### Required task
Transcribe all the records exactly and omit any images they hold.
-- begin Input data --
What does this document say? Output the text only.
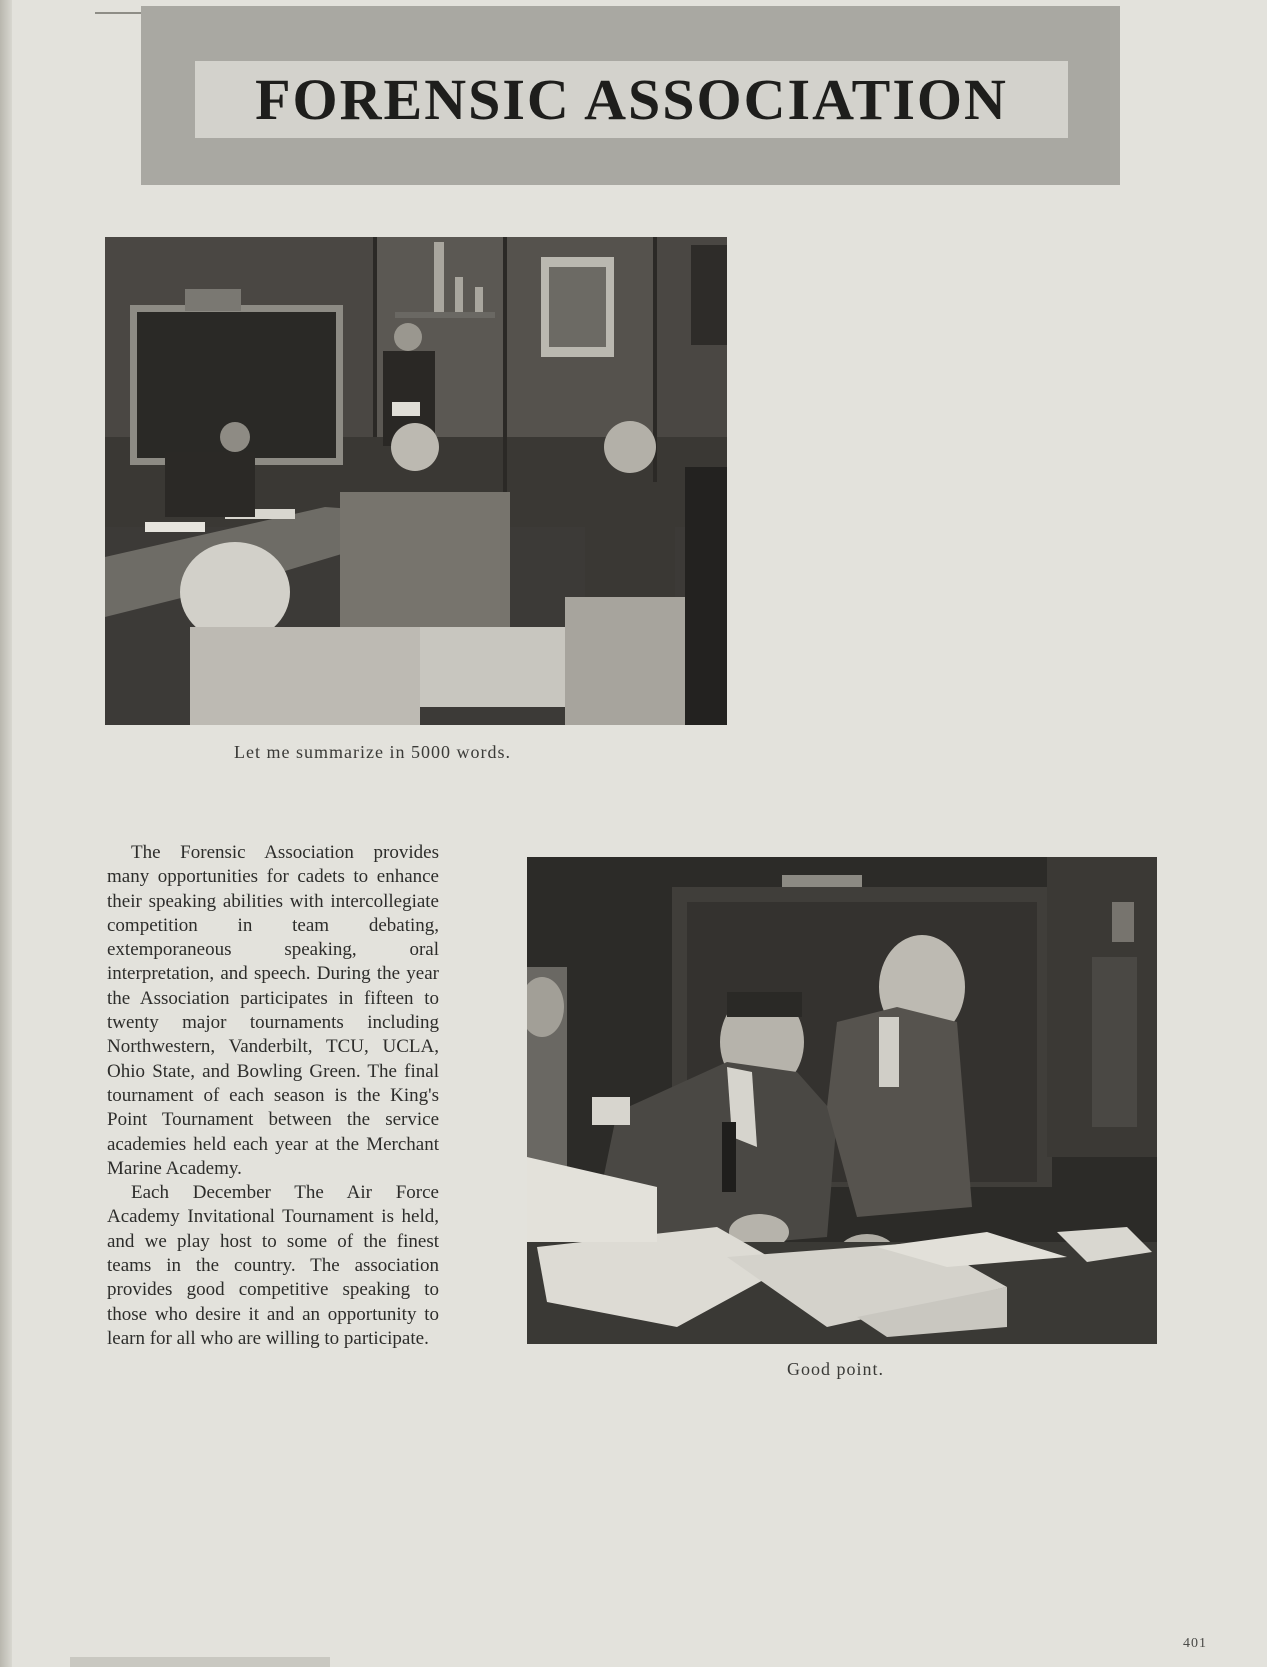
FORENSIC ASSOCIATION
Let me summarize in 5000 words.

The Forensic Association provides many opportunities for cadets to enhance their speaking abilities with intercollegiate competition in team debating, extemporaneous speaking, oral interpretation, and speech. During the year the Association participates in fifteen to twenty major tournaments including Northwestern, Vanderbilt, TCU, UCLA, Ohio State, and Bowling Green. The final tournament of each season is the King's Point Tournament between the service academies held each year at the Merchant Marine Academy.

Each December The Air Force Academy Invitational Tournament is held, and we play host to some of the finest teams in the country. The association provides good competitive speaking to those who desire it and an opportunity to learn for all who are willing to participate.

Good point.
401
-- end Input data --
### Answer for the task
What does this document say? Output the text only.
FORENSIC ASSOCIATION
Let me summarize in 5000 words.

The Forensic Association provides many opportunities for cadets to enhance their speaking abilities with intercollegiate competition in team debating, extemporaneous speaking, oral interpretation, and speech. During the year the Association participates in fifteen to twenty major tournaments including Northwestern, Vanderbilt, TCU, UCLA, Ohio State, and Bowling Green. The final tournament of each season is the King's Point Tournament between the service academies held each year at the Merchant Marine Academy.

Each December The Air Force Academy Invitational Tournament is held, and we play host to some of the finest teams in the country. The association provides good competitive speaking to those who desire it and an opportunity to learn for all who are willing to participate.

Good point.
401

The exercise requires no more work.